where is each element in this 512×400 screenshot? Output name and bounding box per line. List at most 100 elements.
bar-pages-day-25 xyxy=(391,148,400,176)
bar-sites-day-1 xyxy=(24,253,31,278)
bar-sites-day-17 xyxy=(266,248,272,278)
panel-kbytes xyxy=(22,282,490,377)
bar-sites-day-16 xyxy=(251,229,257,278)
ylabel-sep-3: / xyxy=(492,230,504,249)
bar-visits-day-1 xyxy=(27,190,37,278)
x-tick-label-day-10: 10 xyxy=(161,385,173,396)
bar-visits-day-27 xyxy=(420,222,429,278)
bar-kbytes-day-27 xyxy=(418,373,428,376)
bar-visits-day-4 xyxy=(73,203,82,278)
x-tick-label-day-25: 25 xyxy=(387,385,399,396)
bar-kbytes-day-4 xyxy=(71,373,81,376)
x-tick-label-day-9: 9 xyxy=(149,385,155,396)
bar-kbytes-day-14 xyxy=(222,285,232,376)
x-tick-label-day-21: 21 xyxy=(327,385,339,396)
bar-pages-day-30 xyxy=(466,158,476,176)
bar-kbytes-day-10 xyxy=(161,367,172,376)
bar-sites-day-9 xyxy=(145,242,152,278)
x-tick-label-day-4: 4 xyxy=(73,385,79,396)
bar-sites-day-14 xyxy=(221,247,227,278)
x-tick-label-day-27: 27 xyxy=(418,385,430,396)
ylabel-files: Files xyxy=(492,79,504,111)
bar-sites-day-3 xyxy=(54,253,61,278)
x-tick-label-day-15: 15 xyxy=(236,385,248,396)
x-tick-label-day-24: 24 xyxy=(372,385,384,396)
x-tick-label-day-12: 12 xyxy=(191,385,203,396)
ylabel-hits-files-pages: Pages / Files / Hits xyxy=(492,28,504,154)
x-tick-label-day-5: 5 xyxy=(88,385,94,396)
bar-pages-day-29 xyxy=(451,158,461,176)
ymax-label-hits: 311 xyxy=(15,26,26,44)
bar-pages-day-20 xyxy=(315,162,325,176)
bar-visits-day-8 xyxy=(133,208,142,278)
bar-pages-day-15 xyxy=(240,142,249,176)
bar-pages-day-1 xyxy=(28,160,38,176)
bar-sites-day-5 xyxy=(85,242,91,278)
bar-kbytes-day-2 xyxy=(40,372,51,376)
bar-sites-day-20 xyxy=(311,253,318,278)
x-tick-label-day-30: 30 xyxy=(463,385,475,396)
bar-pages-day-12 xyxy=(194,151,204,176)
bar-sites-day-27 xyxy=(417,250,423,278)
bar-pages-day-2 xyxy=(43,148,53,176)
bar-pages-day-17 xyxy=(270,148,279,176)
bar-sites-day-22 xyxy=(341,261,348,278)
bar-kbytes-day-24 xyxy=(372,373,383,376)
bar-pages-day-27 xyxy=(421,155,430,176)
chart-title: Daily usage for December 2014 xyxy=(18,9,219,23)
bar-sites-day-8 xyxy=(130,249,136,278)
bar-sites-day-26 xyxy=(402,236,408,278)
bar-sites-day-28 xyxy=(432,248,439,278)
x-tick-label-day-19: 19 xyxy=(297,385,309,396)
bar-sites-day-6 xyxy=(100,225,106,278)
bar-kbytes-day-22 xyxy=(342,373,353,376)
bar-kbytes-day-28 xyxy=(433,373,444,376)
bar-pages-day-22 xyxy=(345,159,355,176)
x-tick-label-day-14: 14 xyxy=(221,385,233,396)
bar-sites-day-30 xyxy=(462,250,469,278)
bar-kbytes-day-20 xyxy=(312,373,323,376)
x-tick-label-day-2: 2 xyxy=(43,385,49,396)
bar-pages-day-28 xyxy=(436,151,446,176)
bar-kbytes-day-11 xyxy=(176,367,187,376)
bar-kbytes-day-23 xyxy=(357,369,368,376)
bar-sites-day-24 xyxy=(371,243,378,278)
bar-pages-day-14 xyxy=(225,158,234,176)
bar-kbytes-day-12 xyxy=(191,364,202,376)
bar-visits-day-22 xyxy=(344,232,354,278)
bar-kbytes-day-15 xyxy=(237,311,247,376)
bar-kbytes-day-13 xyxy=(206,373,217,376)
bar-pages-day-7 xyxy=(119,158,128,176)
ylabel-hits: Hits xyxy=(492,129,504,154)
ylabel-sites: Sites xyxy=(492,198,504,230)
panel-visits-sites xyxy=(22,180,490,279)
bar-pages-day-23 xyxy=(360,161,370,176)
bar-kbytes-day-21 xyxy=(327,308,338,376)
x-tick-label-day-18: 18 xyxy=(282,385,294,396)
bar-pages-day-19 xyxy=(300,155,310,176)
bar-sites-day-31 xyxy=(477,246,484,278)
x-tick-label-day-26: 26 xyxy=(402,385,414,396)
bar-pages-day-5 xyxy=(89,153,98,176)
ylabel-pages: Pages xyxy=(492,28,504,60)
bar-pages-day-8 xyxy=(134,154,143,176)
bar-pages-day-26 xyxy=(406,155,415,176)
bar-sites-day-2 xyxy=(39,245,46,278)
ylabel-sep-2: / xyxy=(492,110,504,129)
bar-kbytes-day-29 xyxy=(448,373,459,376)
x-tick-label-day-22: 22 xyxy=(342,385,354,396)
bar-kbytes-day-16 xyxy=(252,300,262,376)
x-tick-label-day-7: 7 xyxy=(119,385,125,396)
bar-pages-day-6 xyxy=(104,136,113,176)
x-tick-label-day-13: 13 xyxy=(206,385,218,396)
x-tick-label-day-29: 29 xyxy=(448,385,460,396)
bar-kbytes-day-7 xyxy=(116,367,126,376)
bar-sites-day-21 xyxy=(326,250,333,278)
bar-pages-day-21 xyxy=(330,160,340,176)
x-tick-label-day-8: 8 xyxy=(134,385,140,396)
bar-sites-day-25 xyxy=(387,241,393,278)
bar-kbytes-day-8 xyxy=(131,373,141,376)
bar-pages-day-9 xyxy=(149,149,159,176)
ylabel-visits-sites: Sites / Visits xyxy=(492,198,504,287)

____

- [Stated task]:
Rewrite the rows from the first line up to and including the line with "ylabel-sep-3: / xyxy=(492,230,504,249)", changing "bounding box" to "box" and leaving everything else as it is.

- [Reply]:
where is each element in this 512×400 screenshot? Output name and box per line. List at most 100 elements.
bar-pages-day-25 xyxy=(391,148,400,176)
bar-sites-day-1 xyxy=(24,253,31,278)
bar-sites-day-17 xyxy=(266,248,272,278)
panel-kbytes xyxy=(22,282,490,377)
bar-sites-day-16 xyxy=(251,229,257,278)
ylabel-sep-3: / xyxy=(492,230,504,249)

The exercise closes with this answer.